== SUPPLIED DATA
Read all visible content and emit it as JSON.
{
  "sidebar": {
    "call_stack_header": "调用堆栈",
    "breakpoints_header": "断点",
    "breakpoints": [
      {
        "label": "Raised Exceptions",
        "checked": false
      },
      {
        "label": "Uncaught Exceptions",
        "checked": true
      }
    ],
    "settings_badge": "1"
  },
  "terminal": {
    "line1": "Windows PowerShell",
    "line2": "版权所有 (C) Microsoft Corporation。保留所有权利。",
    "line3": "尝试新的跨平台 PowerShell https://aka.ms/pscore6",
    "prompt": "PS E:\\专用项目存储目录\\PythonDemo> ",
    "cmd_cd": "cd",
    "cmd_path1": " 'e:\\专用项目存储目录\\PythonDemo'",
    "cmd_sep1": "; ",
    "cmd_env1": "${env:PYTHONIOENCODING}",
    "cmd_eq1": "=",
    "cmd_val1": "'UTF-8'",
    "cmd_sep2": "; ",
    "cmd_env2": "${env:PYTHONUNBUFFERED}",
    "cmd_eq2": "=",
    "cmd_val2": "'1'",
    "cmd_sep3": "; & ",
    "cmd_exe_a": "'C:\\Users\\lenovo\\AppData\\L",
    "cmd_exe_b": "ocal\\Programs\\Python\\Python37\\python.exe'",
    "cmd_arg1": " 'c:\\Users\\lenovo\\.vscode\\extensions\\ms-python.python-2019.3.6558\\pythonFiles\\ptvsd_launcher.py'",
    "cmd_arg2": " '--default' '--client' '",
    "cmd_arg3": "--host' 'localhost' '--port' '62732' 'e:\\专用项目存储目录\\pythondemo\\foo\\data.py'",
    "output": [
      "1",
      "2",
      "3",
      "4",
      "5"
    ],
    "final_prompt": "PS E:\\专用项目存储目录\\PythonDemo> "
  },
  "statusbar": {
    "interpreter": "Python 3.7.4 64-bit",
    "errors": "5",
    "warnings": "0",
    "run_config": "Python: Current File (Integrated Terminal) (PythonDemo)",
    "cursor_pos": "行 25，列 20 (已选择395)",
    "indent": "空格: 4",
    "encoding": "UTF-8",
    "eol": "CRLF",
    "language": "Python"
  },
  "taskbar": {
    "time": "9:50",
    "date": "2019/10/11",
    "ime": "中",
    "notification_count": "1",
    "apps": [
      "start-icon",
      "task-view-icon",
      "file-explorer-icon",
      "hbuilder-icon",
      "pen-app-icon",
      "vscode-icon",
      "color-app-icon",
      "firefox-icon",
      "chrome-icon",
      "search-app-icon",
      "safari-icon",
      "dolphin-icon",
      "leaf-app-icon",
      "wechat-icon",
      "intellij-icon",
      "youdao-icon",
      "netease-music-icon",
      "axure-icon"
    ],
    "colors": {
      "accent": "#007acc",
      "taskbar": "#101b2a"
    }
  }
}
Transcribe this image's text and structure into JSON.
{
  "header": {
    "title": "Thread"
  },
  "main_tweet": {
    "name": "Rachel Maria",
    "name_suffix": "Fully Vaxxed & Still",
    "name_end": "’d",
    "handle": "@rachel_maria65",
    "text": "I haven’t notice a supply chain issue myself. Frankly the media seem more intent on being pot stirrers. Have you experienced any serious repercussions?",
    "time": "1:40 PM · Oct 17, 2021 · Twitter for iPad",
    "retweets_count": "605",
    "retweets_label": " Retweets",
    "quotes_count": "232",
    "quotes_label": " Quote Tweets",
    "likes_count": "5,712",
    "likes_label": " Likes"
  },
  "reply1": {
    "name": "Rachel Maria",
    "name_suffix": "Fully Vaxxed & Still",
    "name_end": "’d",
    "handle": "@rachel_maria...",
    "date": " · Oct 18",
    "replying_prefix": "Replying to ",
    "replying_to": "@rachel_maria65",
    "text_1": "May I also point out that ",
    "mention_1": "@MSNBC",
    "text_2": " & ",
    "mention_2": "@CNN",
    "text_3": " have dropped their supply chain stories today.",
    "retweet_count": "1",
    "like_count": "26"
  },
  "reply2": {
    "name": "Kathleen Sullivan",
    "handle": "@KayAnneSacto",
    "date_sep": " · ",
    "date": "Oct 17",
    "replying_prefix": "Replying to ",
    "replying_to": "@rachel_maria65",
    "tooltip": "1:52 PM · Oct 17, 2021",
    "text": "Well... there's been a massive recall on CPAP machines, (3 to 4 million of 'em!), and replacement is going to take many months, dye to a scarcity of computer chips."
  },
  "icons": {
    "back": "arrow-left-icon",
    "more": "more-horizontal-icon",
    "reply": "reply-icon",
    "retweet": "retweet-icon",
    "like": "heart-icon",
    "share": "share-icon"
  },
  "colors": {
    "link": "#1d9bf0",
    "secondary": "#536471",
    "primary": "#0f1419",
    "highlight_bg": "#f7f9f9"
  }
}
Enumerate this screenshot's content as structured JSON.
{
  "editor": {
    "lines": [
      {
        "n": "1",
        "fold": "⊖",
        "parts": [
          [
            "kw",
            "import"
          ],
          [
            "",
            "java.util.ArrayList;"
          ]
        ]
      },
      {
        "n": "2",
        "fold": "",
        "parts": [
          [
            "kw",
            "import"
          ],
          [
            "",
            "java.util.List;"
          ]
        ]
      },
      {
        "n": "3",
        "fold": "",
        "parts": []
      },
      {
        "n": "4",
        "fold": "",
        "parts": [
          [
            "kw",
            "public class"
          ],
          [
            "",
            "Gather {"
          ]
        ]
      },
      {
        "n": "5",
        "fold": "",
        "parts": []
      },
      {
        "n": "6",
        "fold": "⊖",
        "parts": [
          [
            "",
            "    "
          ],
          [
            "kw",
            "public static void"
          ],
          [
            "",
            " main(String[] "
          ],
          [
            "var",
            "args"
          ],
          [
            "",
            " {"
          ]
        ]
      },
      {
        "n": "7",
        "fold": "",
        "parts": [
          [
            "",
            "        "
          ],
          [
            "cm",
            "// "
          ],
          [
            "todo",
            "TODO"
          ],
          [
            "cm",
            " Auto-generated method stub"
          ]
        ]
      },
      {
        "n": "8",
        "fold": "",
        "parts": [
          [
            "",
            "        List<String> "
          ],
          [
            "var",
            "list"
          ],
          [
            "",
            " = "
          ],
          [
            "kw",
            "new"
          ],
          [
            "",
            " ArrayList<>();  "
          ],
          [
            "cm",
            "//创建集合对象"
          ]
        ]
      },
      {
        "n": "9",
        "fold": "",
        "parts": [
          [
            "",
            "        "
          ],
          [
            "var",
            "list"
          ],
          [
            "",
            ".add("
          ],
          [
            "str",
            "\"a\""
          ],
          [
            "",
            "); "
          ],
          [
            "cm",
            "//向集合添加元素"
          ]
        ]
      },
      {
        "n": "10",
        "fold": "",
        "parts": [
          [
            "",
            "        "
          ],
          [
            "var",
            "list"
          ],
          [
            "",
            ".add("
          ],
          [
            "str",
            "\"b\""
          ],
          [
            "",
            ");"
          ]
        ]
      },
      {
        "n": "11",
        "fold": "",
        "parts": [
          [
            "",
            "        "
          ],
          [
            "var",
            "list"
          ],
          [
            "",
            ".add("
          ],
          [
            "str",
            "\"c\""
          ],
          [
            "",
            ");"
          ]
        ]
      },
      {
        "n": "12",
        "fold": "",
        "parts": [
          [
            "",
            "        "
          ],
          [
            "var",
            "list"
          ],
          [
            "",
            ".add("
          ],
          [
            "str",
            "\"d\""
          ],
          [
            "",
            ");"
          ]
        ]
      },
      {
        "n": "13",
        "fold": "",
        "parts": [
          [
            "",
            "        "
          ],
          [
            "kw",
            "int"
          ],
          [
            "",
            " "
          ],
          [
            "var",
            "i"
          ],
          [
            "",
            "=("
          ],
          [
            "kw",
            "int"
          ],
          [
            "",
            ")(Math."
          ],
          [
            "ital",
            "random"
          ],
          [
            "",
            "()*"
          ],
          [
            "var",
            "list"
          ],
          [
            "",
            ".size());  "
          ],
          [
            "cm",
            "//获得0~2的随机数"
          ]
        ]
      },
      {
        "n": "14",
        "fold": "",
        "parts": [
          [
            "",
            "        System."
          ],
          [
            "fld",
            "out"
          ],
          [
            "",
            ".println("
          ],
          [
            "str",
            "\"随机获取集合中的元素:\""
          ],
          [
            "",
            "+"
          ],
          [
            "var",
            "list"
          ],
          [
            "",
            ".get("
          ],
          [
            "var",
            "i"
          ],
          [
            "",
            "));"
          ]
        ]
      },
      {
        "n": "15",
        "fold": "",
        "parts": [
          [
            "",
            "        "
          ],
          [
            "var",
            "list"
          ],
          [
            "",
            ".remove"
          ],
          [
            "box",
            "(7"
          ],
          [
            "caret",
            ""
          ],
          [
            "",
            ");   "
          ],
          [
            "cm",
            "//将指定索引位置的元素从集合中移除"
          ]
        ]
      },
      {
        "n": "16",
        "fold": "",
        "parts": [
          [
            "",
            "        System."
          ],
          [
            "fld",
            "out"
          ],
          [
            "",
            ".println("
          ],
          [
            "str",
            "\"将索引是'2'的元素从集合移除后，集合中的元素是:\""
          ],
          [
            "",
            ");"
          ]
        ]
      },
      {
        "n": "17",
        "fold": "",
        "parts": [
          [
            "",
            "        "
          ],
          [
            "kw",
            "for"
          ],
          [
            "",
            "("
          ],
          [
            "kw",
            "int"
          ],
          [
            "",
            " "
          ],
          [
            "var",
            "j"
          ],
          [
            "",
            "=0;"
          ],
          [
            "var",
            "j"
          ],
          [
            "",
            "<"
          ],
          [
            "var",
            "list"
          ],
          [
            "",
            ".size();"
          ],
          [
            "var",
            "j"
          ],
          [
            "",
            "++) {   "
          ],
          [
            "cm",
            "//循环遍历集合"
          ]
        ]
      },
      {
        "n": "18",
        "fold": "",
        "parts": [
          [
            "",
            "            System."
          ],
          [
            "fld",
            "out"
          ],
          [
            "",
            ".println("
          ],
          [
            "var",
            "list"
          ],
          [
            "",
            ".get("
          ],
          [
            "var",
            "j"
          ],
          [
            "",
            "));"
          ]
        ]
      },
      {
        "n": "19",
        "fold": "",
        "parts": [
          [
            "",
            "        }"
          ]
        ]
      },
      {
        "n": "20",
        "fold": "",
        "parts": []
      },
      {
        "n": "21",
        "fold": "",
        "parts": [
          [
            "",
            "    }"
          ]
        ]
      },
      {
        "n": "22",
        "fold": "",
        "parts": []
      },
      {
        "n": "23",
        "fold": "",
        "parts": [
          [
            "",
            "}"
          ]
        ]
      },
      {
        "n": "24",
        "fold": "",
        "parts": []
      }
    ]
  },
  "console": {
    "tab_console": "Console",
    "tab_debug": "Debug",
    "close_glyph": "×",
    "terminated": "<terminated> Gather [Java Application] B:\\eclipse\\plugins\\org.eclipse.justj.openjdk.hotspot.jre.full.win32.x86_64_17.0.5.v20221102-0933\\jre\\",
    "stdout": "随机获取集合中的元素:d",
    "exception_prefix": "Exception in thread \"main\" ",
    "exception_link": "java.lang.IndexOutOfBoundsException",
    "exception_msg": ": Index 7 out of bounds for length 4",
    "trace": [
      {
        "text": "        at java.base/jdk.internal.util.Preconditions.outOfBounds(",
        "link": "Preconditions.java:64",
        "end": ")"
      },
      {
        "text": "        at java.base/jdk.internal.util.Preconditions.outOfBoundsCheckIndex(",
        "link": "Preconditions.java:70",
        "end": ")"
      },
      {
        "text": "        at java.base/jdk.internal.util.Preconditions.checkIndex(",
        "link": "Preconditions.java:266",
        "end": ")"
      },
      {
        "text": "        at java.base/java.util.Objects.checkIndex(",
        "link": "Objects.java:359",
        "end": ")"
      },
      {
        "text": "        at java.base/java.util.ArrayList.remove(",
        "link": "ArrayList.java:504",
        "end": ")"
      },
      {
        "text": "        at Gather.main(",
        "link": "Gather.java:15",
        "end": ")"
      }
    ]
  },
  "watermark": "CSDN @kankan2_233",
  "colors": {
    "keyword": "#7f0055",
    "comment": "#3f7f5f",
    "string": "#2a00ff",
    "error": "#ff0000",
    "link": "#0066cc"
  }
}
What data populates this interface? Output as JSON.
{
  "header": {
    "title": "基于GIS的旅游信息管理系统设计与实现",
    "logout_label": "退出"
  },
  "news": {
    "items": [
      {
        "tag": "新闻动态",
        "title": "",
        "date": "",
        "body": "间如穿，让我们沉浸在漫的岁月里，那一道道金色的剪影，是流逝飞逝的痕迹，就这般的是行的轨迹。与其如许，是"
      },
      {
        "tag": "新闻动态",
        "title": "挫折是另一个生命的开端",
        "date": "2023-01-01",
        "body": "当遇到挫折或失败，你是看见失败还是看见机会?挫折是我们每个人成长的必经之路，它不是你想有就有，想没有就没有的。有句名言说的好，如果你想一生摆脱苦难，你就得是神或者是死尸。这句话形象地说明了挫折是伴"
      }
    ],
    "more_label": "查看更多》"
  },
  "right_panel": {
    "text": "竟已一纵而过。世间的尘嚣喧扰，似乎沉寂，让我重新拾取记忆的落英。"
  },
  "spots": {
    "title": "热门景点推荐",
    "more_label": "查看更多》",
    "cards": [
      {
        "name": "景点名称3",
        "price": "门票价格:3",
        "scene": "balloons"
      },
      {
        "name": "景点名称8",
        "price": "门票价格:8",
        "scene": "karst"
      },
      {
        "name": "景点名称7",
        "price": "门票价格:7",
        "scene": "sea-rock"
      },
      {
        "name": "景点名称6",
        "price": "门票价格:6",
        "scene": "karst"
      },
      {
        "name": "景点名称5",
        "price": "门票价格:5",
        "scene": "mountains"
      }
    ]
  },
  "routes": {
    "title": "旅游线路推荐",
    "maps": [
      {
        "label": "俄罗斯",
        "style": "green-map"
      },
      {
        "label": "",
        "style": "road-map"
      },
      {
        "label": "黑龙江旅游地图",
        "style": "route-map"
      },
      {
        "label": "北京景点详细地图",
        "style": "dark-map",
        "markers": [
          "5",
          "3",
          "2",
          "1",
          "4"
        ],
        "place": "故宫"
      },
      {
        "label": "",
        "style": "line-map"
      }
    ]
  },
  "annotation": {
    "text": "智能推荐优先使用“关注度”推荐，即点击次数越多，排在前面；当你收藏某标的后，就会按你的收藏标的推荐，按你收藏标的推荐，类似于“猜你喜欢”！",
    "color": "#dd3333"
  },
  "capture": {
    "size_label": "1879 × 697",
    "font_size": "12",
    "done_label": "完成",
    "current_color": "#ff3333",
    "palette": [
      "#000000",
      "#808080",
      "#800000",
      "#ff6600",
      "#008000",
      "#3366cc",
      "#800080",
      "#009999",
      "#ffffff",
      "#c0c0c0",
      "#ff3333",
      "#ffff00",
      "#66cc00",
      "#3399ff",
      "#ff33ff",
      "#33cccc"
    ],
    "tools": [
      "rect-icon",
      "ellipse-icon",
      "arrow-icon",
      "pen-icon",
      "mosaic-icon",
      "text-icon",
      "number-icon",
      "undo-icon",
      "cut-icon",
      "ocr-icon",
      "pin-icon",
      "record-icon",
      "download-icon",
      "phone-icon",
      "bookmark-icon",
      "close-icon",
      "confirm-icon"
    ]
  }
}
====
▸ **TASK TO CARRY OUT**: Reply with one number only: how many lines of the listing hold "Gather"?

▸ **FINAL RESULT**: 4